[BEGIN]

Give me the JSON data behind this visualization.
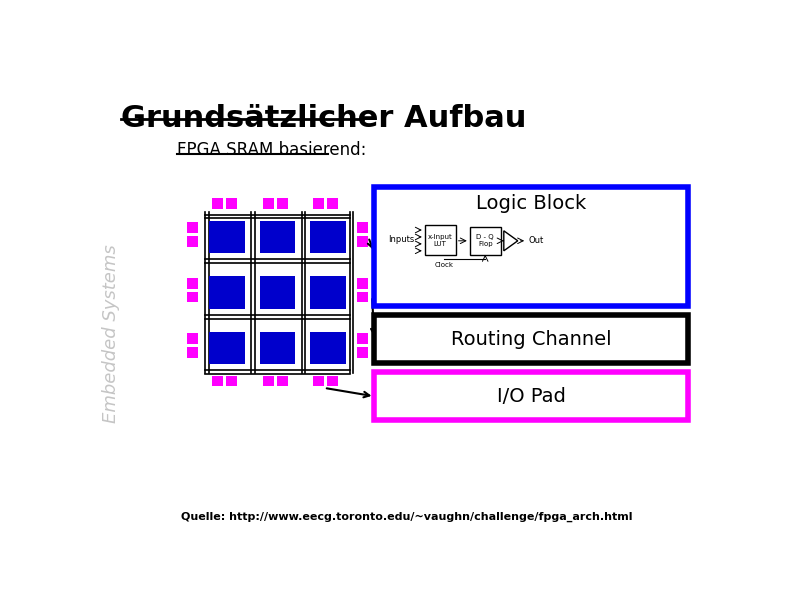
{
  "title": "Grundsätzlicher Aufbau",
  "subtitle": "FPGA SRAM basierend:",
  "watermark": "Embedded Systems",
  "source": "Quelle: http://www.eecg.toronto.edu/~vaughn/challenge/fpga_arch.html",
  "bg_color": "#ffffff",
  "title_color": "#000000",
  "subtitle_color": "#000000",
  "watermark_color": "#bbbbbb",
  "logic_block_color": "#0000cc",
  "io_pad_color": "#ff00ff",
  "logic_block_box_color": "#0000ff",
  "routing_channel_box_color": "#000000",
  "io_pad_box_color": "#ff00ff",
  "label_logic_block": "Logic Block",
  "label_routing_channel": "Routing Channel",
  "label_io_pad": "I/O Pad",
  "title_fontsize": 22,
  "subtitle_fontsize": 12,
  "label_fontsize": 14,
  "source_fontsize": 8
}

[END]

**Problem to solve**
Copy every line of the data word for word, omitting the images.

**Finished exercise**
Give me the JSON data behind this visualization.
{
  "title": "Grundsätzlicher Aufbau",
  "subtitle": "FPGA SRAM basierend:",
  "watermark": "Embedded Systems",
  "source": "Quelle: http://www.eecg.toronto.edu/~vaughn/challenge/fpga_arch.html",
  "bg_color": "#ffffff",
  "title_color": "#000000",
  "subtitle_color": "#000000",
  "watermark_color": "#bbbbbb",
  "logic_block_color": "#0000cc",
  "io_pad_color": "#ff00ff",
  "logic_block_box_color": "#0000ff",
  "routing_channel_box_color": "#000000",
  "io_pad_box_color": "#ff00ff",
  "label_logic_block": "Logic Block",
  "label_routing_channel": "Routing Channel",
  "label_io_pad": "I/O Pad",
  "title_fontsize": 22,
  "subtitle_fontsize": 12,
  "label_fontsize": 14,
  "source_fontsize": 8
}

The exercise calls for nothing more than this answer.